**AIM OF THE TASK**
Copy all of the material word for word, except for the pictures.

[Collected data entries]
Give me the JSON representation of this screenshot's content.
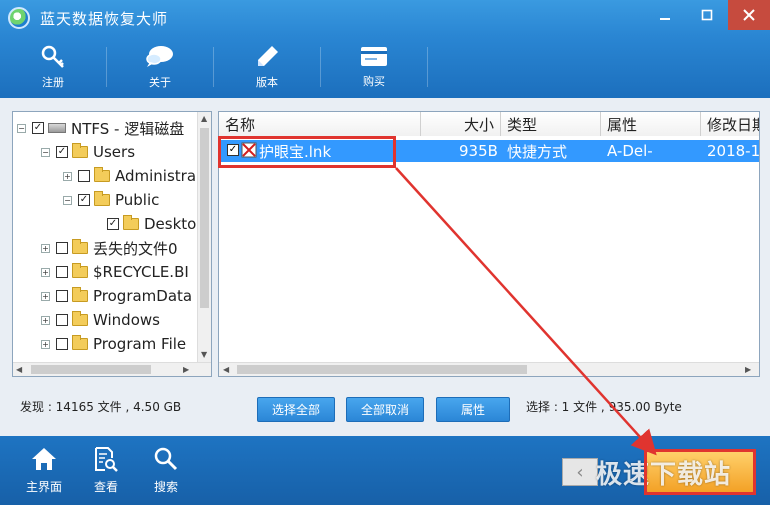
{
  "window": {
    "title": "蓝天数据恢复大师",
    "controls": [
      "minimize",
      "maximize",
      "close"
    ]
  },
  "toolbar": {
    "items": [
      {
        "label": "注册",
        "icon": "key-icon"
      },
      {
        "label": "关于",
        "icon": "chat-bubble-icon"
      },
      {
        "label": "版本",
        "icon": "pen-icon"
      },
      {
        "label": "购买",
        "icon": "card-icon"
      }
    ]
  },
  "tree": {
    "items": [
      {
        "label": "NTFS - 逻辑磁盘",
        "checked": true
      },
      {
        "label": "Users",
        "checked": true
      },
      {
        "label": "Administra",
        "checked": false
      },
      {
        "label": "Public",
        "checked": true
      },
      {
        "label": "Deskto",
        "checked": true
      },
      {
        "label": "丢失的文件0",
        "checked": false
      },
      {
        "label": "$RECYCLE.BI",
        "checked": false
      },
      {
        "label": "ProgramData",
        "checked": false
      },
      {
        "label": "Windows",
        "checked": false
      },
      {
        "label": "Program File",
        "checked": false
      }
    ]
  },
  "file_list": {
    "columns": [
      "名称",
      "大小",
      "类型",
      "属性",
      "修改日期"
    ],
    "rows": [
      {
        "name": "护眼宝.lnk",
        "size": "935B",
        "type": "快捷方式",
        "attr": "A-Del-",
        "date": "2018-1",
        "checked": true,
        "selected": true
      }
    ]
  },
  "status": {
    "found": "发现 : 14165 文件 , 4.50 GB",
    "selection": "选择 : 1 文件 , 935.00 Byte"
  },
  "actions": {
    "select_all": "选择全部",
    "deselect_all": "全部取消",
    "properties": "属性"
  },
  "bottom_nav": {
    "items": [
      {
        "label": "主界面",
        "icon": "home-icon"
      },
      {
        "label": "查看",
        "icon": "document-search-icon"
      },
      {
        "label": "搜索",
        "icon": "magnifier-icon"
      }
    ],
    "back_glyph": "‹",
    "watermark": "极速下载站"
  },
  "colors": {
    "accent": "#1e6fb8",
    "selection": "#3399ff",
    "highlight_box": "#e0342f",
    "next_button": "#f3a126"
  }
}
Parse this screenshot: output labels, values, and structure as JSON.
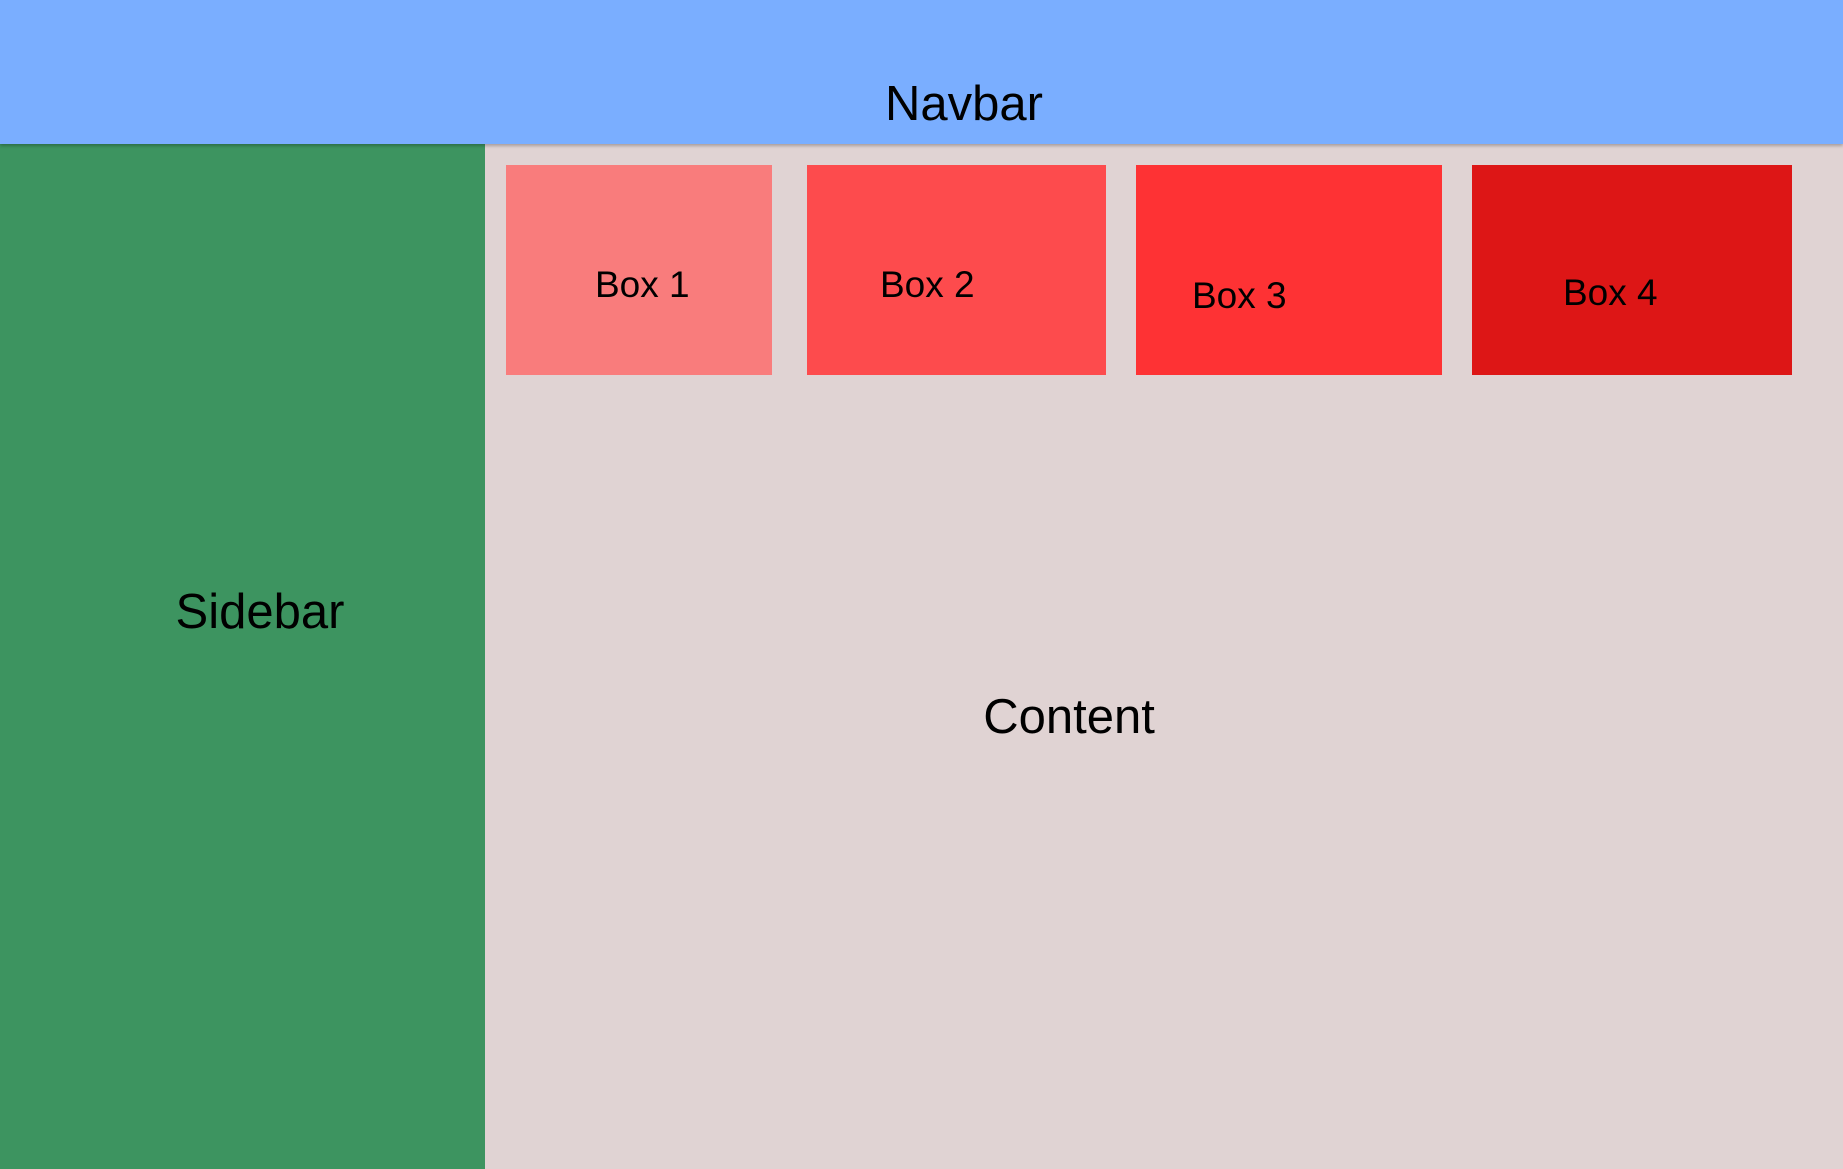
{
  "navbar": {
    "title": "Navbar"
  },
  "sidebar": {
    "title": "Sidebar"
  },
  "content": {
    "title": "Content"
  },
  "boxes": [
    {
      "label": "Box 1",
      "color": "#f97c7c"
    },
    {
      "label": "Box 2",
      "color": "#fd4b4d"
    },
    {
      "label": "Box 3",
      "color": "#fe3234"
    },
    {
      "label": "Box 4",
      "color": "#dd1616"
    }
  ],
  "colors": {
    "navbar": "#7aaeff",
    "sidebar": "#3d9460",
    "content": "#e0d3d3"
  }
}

**ANSWER TO THE PROBLEM**
Give me the JSON representation of this screenshot's content.
{
  "window": {
    "title": "蓝天数据恢复大师",
    "controls": [
      "minimize",
      "maximize",
      "close"
    ]
  },
  "toolbar": {
    "items": [
      {
        "label": "注册",
        "icon": "key-icon"
      },
      {
        "label": "关于",
        "icon": "chat-bubble-icon"
      },
      {
        "label": "版本",
        "icon": "pen-icon"
      },
      {
        "label": "购买",
        "icon": "card-icon"
      }
    ]
  },
  "tree": {
    "items": [
      {
        "label": "NTFS - 逻辑磁盘",
        "checked": true
      },
      {
        "label": "Users",
        "checked": true
      },
      {
        "label": "Administra",
        "checked": false
      },
      {
        "label": "Public",
        "checked": true
      },
      {
        "label": "Deskto",
        "checked": true
      },
      {
        "label": "丢失的文件0",
        "checked": false
      },
      {
        "label": "$RECYCLE.BI",
        "checked": false
      },
      {
        "label": "ProgramData",
        "checked": false
      },
      {
        "label": "Windows",
        "checked": false
      },
      {
        "label": "Program File",
        "checked": false
      }
    ]
  },
  "file_list": {
    "columns": [
      "名称",
      "大小",
      "类型",
      "属性",
      "修改日期"
    ],
    "rows": [
      {
        "name": "护眼宝.lnk",
        "size": "935B",
        "type": "快捷方式",
        "attr": "A-Del-",
        "date": "2018-1",
        "checked": true,
        "selected": true
      }
    ]
  },
  "status": {
    "found": "发现 : 14165 文件 , 4.50 GB",
    "selection": "选择 : 1 文件 , 935.00 Byte"
  },
  "actions": {
    "select_all": "选择全部",
    "deselect_all": "全部取消",
    "properties": "属性"
  },
  "bottom_nav": {
    "items": [
      {
        "label": "主界面",
        "icon": "home-icon"
      },
      {
        "label": "查看",
        "icon": "document-search-icon"
      },
      {
        "label": "搜索",
        "icon": "magnifier-icon"
      }
    ],
    "back_glyph": "‹",
    "watermark": "极速下载站"
  },
  "colors": {
    "accent": "#1e6fb8",
    "selection": "#3399ff",
    "highlight_box": "#e0342f",
    "next_button": "#f3a126"
  }
}
Parse this screenshot: output labels, values, and structure as JSON.
{
  "navbar": {
    "title": "Navbar"
  },
  "sidebar": {
    "title": "Sidebar"
  },
  "content": {
    "title": "Content"
  },
  "boxes": [
    {
      "label": "Box 1",
      "color": "#f97c7c"
    },
    {
      "label": "Box 2",
      "color": "#fd4b4d"
    },
    {
      "label": "Box 3",
      "color": "#fe3234"
    },
    {
      "label": "Box 4",
      "color": "#dd1616"
    }
  ],
  "colors": {
    "navbar": "#7aaeff",
    "sidebar": "#3d9460",
    "content": "#e0d3d3"
  }
}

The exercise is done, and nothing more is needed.